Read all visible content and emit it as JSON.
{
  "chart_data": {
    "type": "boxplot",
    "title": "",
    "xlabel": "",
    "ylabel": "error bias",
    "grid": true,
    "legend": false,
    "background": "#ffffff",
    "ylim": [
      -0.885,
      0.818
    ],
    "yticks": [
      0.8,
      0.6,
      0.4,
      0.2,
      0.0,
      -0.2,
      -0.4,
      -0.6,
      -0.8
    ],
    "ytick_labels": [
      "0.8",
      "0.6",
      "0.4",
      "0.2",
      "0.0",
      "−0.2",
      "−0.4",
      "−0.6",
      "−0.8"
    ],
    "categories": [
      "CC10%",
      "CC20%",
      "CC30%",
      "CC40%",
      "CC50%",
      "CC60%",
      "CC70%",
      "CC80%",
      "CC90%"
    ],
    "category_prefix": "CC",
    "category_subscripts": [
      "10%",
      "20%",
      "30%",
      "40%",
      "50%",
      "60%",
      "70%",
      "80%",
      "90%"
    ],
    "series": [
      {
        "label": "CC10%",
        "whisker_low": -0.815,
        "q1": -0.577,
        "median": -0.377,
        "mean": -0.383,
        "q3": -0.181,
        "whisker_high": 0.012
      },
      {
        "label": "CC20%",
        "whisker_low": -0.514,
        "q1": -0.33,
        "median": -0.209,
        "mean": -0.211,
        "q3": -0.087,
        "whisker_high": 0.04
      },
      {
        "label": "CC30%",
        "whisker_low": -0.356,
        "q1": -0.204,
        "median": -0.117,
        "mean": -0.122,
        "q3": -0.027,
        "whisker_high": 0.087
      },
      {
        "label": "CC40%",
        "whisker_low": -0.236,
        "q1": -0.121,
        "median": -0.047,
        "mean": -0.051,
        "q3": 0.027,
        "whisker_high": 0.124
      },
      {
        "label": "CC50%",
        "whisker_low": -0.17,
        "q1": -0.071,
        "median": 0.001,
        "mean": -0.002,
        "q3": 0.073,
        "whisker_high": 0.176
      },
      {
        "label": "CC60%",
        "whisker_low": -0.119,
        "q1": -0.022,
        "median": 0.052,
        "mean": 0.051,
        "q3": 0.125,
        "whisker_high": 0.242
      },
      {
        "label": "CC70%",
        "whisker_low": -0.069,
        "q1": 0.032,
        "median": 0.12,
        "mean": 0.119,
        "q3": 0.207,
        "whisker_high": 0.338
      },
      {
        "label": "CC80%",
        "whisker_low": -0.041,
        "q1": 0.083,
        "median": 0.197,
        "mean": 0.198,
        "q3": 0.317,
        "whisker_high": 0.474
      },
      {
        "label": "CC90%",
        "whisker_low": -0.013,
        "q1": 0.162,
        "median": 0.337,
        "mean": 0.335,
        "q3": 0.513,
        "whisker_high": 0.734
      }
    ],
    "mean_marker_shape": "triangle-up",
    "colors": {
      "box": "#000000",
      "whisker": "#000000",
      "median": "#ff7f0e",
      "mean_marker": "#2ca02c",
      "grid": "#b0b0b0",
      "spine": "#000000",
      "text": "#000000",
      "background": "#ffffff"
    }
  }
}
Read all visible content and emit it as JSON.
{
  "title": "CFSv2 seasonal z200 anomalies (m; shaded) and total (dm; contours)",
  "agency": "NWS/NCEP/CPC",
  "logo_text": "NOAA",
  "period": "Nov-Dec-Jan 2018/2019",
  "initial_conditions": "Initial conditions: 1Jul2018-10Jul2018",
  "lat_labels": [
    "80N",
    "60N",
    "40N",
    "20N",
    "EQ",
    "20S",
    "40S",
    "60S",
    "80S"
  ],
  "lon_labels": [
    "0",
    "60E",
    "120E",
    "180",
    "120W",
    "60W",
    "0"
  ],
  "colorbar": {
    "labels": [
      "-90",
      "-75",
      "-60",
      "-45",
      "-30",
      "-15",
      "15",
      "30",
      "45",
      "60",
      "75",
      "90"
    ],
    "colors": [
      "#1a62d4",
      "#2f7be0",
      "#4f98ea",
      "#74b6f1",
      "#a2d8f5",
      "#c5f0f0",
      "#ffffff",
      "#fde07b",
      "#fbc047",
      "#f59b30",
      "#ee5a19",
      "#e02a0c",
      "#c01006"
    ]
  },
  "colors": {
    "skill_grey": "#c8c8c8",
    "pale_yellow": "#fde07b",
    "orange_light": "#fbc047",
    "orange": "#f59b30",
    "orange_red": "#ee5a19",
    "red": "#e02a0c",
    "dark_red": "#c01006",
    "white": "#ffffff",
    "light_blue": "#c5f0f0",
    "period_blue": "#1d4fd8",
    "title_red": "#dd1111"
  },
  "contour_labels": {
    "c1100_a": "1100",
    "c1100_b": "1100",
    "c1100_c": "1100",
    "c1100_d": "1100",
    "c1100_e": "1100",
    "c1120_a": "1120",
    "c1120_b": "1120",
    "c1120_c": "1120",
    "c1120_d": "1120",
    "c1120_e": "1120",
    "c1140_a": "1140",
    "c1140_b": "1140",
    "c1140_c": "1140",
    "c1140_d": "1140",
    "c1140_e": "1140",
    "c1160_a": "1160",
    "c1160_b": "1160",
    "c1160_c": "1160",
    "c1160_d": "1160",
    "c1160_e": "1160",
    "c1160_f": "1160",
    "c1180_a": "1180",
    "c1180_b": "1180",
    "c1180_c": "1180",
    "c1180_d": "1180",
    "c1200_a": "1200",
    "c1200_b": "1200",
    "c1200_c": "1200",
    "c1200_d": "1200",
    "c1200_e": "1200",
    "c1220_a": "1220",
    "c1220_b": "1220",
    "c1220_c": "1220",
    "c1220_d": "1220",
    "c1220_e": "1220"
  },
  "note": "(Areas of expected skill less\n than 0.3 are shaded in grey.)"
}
• • • • • • •
EXERCISE TASK: Each line above that includes "background" should be shown.

SOLUTION FOR THIS PROBLEM:
    "background": "#ffffff",
      "background": "#ffffff"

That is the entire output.